* [Exercise task] Write the records below out in full, character for character, with no pictures.

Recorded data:
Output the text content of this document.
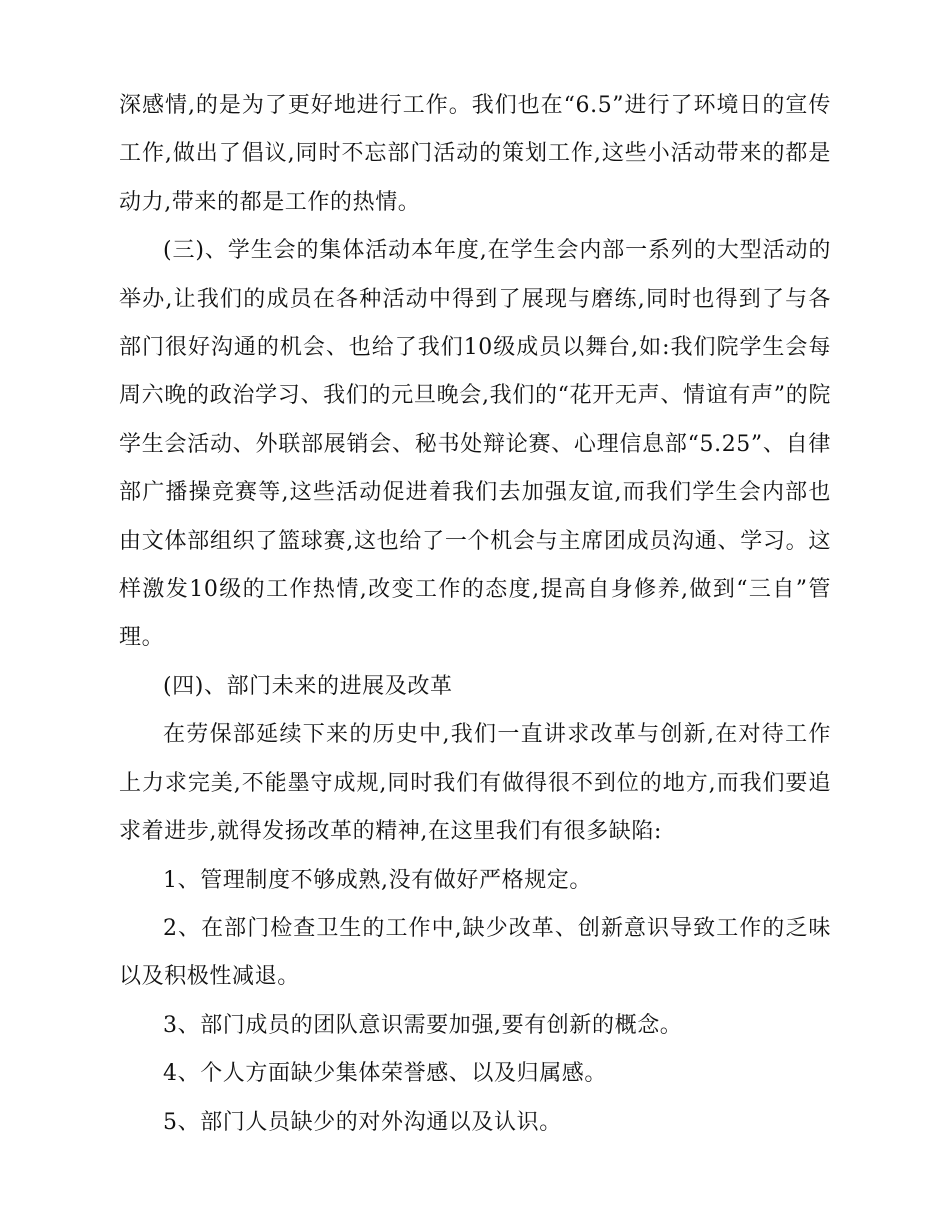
深感情,的是为了更好地进行工作。我们也在“6.5”进行了环境日的宣传工作,做出了倡议,同时不忘部门活动的策划工作,这些小活动带来的都是动力,带来的都是工作的热情。

(三)、学生会的集体活动本年度,在学生会内部一系列的大型活动的举办,让我们的成员在各种活动中得到了展现与磨练,同时也得到了与各部门很好沟通的机会、也给了我们10级成员以舞台,如:我们院学生会每周六晚的政治学习、我们的元旦晚会,我们的“花开无声、情谊有声”的院学生会活动、外联部展销会、秘书处辩论赛、心理信息部“5.25”、自律部广播操竞赛等,这些活动促进着我们去加强友谊,而我们学生会内部也由文体部组织了篮球赛,这也给了一个机会与主席团成员沟通、学习。这样激发10级的工作热情,改变工作的态度,提高自身修养,做到“三自”管理。

(四)、部门未来的进展及改革

在劳保部延续下来的历史中,我们一直讲求改革与创新,在对待工作上力求完美,不能墨守成规,同时我们有做得很不到位的地方,而我们要追求着进步,就得发扬改革的精神,在这里我们有很多缺陷:

1、管理制度不够成熟,没有做好严格规定。

2、在部门检查卫生的工作中,缺少改革、创新意识导致工作的乏味以及积极性减退。

3、部门成员的团队意识需要加强,要有创新的概念。

4、个人方面缺少集体荣誉感、以及归属感。

5、部门人员缺少的对外沟通以及认识。
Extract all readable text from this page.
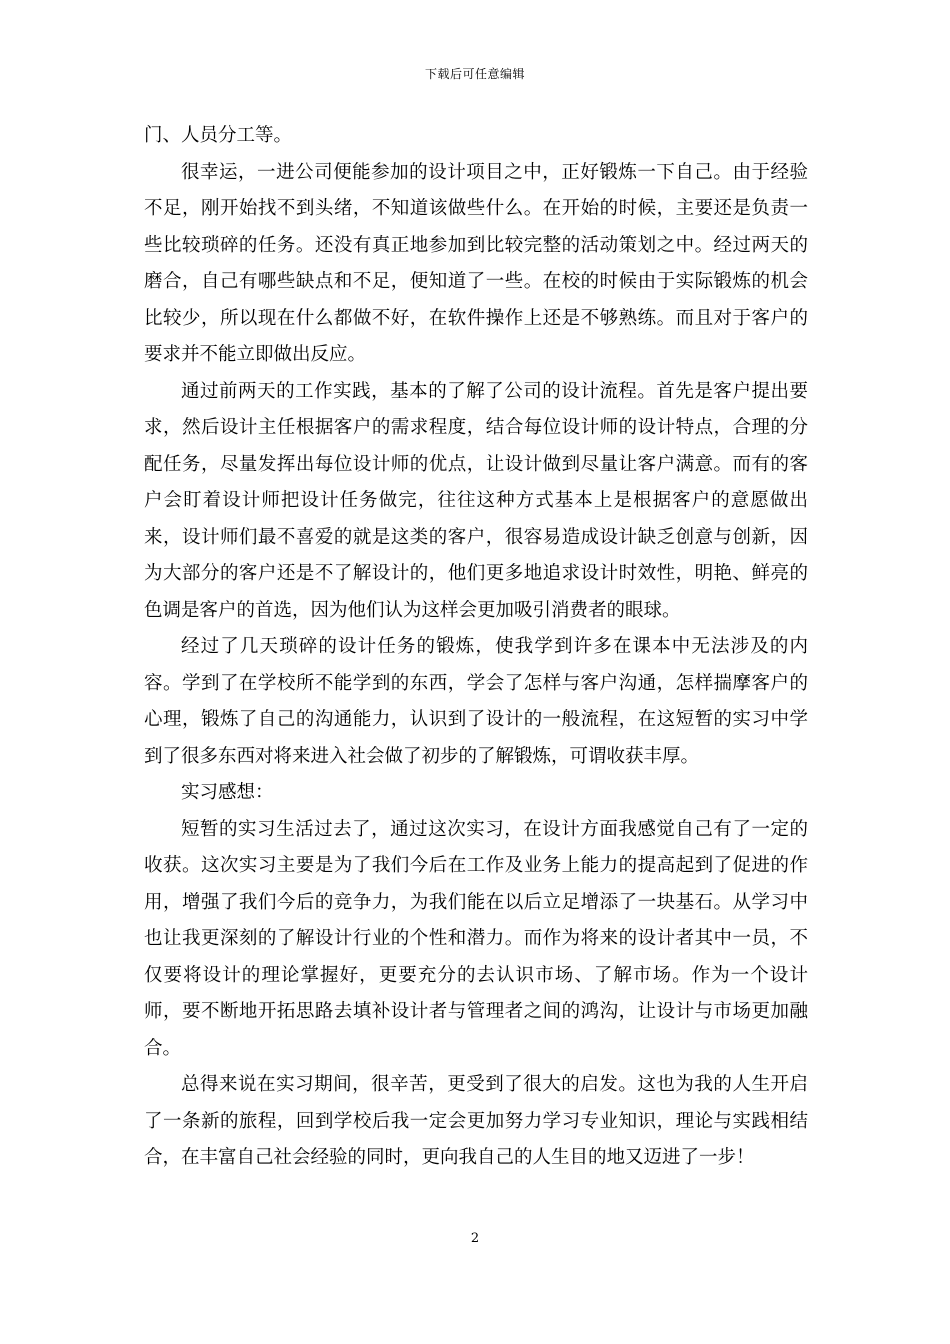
下载后可任意编辑

门、人员分工等。

很幸运，一进公司便能参加的设计项目之中，正好锻炼一下自己。由于经验不足，刚开始找不到头绪，不知道该做些什么。在开始的时候，主要还是负责一些比较琐碎的任务。还没有真正地参加到比较完整的活动策划之中。经过两天的磨合，自己有哪些缺点和不足，便知道了一些。在校的时候由于实际锻炼的机会比较少，所以现在什么都做不好，在软件操作上还是不够熟练。而且对于客户的要求并不能立即做出反应。

通过前两天的工作实践，基本的了解了公司的设计流程。首先是客户提出要求，然后设计主任根据客户的需求程度，结合每位设计师的设计特点，合理的分配任务，尽量发挥出每位设计师的优点，让设计做到尽量让客户满意。而有的客户会盯着设计师把设计任务做完，往往这种方式基本上是根据客户的意愿做出来，设计师们最不喜爱的就是这类的客户，很容易造成设计缺乏创意与创新，因为大部分的客户还是不了解设计的，他们更多地追求设计时效性，明艳、鲜亮的色调是客户的首选，因为他们认为这样会更加吸引消费者的眼球。

经过了几天琐碎的设计任务的锻炼，使我学到许多在课本中无法涉及的内容。学到了在学校所不能学到的东西，学会了怎样与客户沟通，怎样揣摩客户的心理，锻炼了自己的沟通能力，认识到了设计的一般流程，在这短暂的实习中学到了很多东西对将来进入社会做了初步的了解锻炼，可谓收获丰厚。

实习感想：

短暂的实习生活过去了，通过这次实习，在设计方面我感觉自己有了一定的收获。这次实习主要是为了我们今后在工作及业务上能力的提高起到了促进的作用，增强了我们今后的竞争力，为我们能在以后立足增添了一块基石。从学习中也让我更深刻的了解设计行业的个性和潜力。而作为将来的设计者其中一员，不仅要将设计的理论掌握好，更要充分的去认识市场、了解市场。作为一个设计师，要不断地开拓思路去填补设计者与管理者之间的鸿沟，让设计与市场更加融合。

总得来说在实习期间，很辛苦，更受到了很大的启发。这也为我的人生开启了一条新的旅程，回到学校后我一定会更加努力学习专业知识，理论与实践相结合，在丰富自己社会经验的同时，更向我自己的人生目的地又迈进了一步！

2
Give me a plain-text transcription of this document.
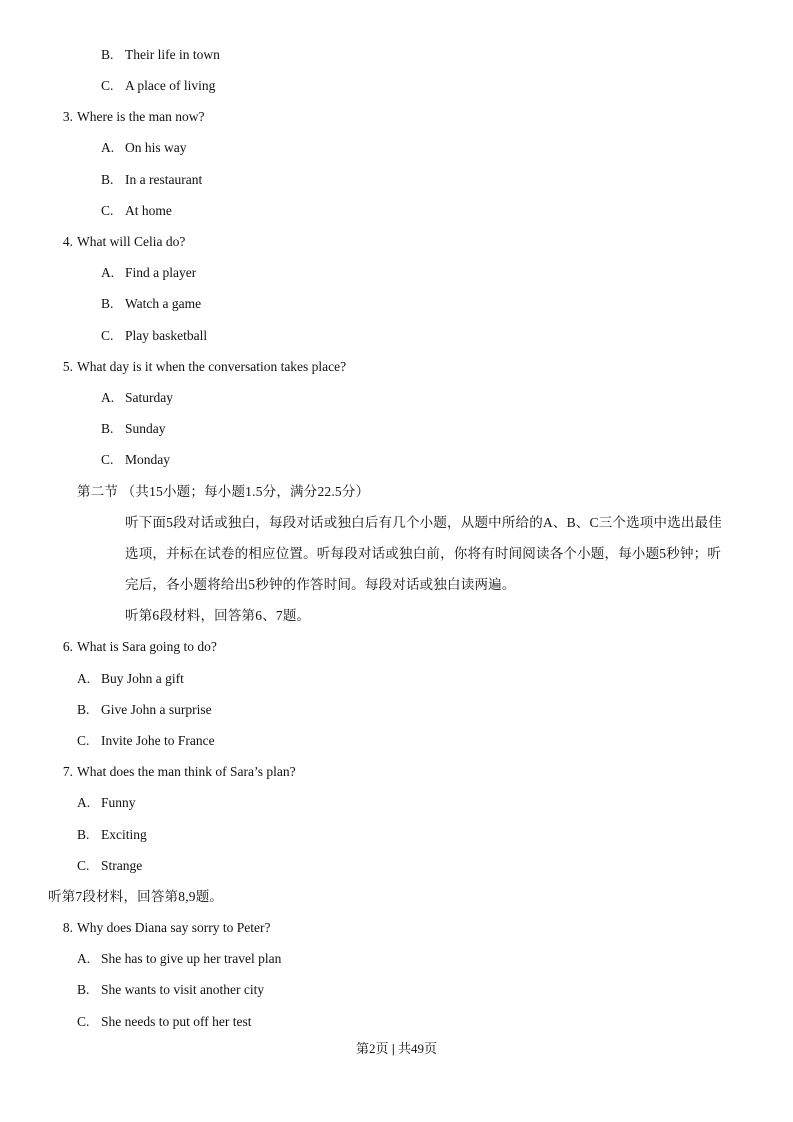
B. Their life in town
C. A place of living
3. Where is the man now?
A. On his way
B. In a restaurant
C. At home
4. What will Celia do?
A. Find a player
B. Watch a game
C. Play basketball
5. What day is it when the conversation takes place?
A. Saturday
B. Sunday
C. Monday
第二节 （共15小题；每小题1.5分，满分22.5分）
听下面5段对话或独白，每段对话或独白后有几个小题，从题中所给的A、B、C三个选项中选出最佳
选项，并标在试卷的相应位置。听每段对话或独白前，你将有时间阅读各个小题，每小题5秒钟；听
完后，各小题将给出5秒钟的作答时间。每段对话或独白读两遍。
听第6段材料，回答第6、7题。
6. What is Sara going to do?
A. Buy John a gift
B. Give John a surprise
C. Invite Johe to France
7. What does the man think of Sara’s plan?
A. Funny
B. Exciting
C. Strange
听第7段材料，回答第8,9题。
8. Why does Diana say sorry to Peter?
A. She has to give up her travel plan
B. She wants to visit another city
C. She needs to put off her test
第2页 | 共49页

* [Final result]
Output the text content of this document.
深感情,的是为了更好地进行工作。我们也在“6.5”进行了环境日的宣传工作,做出了倡议,同时不忘部门活动的策划工作,这些小活动带来的都是动力,带来的都是工作的热情。

(三)、学生会的集体活动本年度,在学生会内部一系列的大型活动的举办,让我们的成员在各种活动中得到了展现与磨练,同时也得到了与各部门很好沟通的机会、也给了我们10级成员以舞台,如:我们院学生会每周六晚的政治学习、我们的元旦晚会,我们的“花开无声、情谊有声”的院学生会活动、外联部展销会、秘书处辩论赛、心理信息部“5.25”、自律部广播操竞赛等,这些活动促进着我们去加强友谊,而我们学生会内部也由文体部组织了篮球赛,这也给了一个机会与主席团成员沟通、学习。这样激发10级的工作热情,改变工作的态度,提高自身修养,做到“三自”管理。

(四)、部门未来的进展及改革

在劳保部延续下来的历史中,我们一直讲求改革与创新,在对待工作上力求完美,不能墨守成规,同时我们有做得很不到位的地方,而我们要追求着进步,就得发扬改革的精神,在这里我们有很多缺陷:

1、管理制度不够成熟,没有做好严格规定。

2、在部门检查卫生的工作中,缺少改革、创新意识导致工作的乏味以及积极性减退。

3、部门成员的团队意识需要加强,要有创新的概念。

4、个人方面缺少集体荣誉感、以及归属感。

5、部门人员缺少的对外沟通以及认识。
Extract all readable text from this page.
下载后可任意编辑

门、人员分工等。

很幸运，一进公司便能参加的设计项目之中，正好锻炼一下自己。由于经验不足，刚开始找不到头绪，不知道该做些什么。在开始的时候，主要还是负责一些比较琐碎的任务。还没有真正地参加到比较完整的活动策划之中。经过两天的磨合，自己有哪些缺点和不足，便知道了一些。在校的时候由于实际锻炼的机会比较少，所以现在什么都做不好，在软件操作上还是不够熟练。而且对于客户的要求并不能立即做出反应。

通过前两天的工作实践，基本的了解了公司的设计流程。首先是客户提出要求，然后设计主任根据客户的需求程度，结合每位设计师的设计特点，合理的分配任务，尽量发挥出每位设计师的优点，让设计做到尽量让客户满意。而有的客户会盯着设计师把设计任务做完，往往这种方式基本上是根据客户的意愿做出来，设计师们最不喜爱的就是这类的客户，很容易造成设计缺乏创意与创新，因为大部分的客户还是不了解设计的，他们更多地追求设计时效性，明艳、鲜亮的色调是客户的首选，因为他们认为这样会更加吸引消费者的眼球。

经过了几天琐碎的设计任务的锻炼，使我学到许多在课本中无法涉及的内容。学到了在学校所不能学到的东西，学会了怎样与客户沟通，怎样揣摩客户的心理，锻炼了自己的沟通能力，认识到了设计的一般流程，在这短暂的实习中学到了很多东西对将来进入社会做了初步的了解锻炼，可谓收获丰厚。

实习感想：

短暂的实习生活过去了，通过这次实习，在设计方面我感觉自己有了一定的收获。这次实习主要是为了我们今后在工作及业务上能力的提高起到了促进的作用，增强了我们今后的竞争力，为我们能在以后立足增添了一块基石。从学习中也让我更深刻的了解设计行业的个性和潜力。而作为将来的设计者其中一员，不仅要将设计的理论掌握好，更要充分的去认识市场、了解市场。作为一个设计师，要不断地开拓思路去填补设计者与管理者之间的鸿沟，让设计与市场更加融合。

总得来说在实习期间，很辛苦，更受到了很大的启发。这也为我的人生开启了一条新的旅程，回到学校后我一定会更加努力学习专业知识，理论与实践相结合，在丰富自己社会经验的同时，更向我自己的人生目的地又迈进了一步！

2
Give me a plain-text transcription of this document.
B. Their life in town
C. A place of living
3. Where is the man now?
A. On his way
B. In a restaurant
C. At home
4. What will Celia do?
A. Find a player
B. Watch a game
C. Play basketball
5. What day is it when the conversation takes place?
A. Saturday
B. Sunday
C. Monday
第二节 （共15小题；每小题1.5分，满分22.5分）
听下面5段对话或独白，每段对话或独白后有几个小题，从题中所给的A、B、C三个选项中选出最佳
选项，并标在试卷的相应位置。听每段对话或独白前，你将有时间阅读各个小题，每小题5秒钟；听
完后，各小题将给出5秒钟的作答时间。每段对话或独白读两遍。
听第6段材料，回答第6、7题。
6. What is Sara going to do?
A. Buy John a gift
B. Give John a surprise
C. Invite Johe to France
7. What does the man think of Sara’s plan?
A. Funny
B. Exciting
C. Strange
听第7段材料，回答第8,9题。
8. Why does Diana say sorry to Peter?
A. She has to give up her travel plan
B. She wants to visit another city
C. She needs to put off her test
第2页 | 共49页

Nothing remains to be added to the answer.